## START MATERIAL TO PROCESS

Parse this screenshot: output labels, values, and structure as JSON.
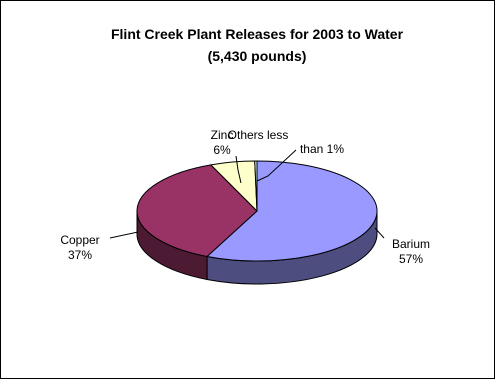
{
  "chart_data": {
    "type": "pie",
    "title_lines": [
      "Flint Creek Plant Releases for 2003 to Water",
      "(5,430 pounds)"
    ],
    "slices": [
      {
        "name": "Barium",
        "value": 57,
        "label_lines": [
          "Barium",
          "57%"
        ],
        "color": "#9999ff",
        "side_color": "#4d4d80"
      },
      {
        "name": "Copper",
        "value": 37,
        "label_lines": [
          "Copper",
          "37%"
        ],
        "color": "#993366",
        "side_color": "#4d1a33"
      },
      {
        "name": "Zinc",
        "value": 6,
        "label_lines": [
          "Zinc",
          "6%"
        ],
        "color": "#ffffcc",
        "side_color": "#808066"
      },
      {
        "name": "Others less than 1%",
        "value": 0.3,
        "label_lines": [
          "Others less",
          "than 1%"
        ],
        "color": "#ccffff",
        "side_color": "#668080"
      }
    ],
    "view": "3d",
    "legend": "none"
  }
}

## END MATERIAL TO PROCESS

WHAT YOU ARE ASKED TO DO:
Show the lines of the material that contain the word "name".

RESULT:
        "name": "Barium",
        "name": "Copper",
        "name": "Zinc",
        "name": "Others less than 1%",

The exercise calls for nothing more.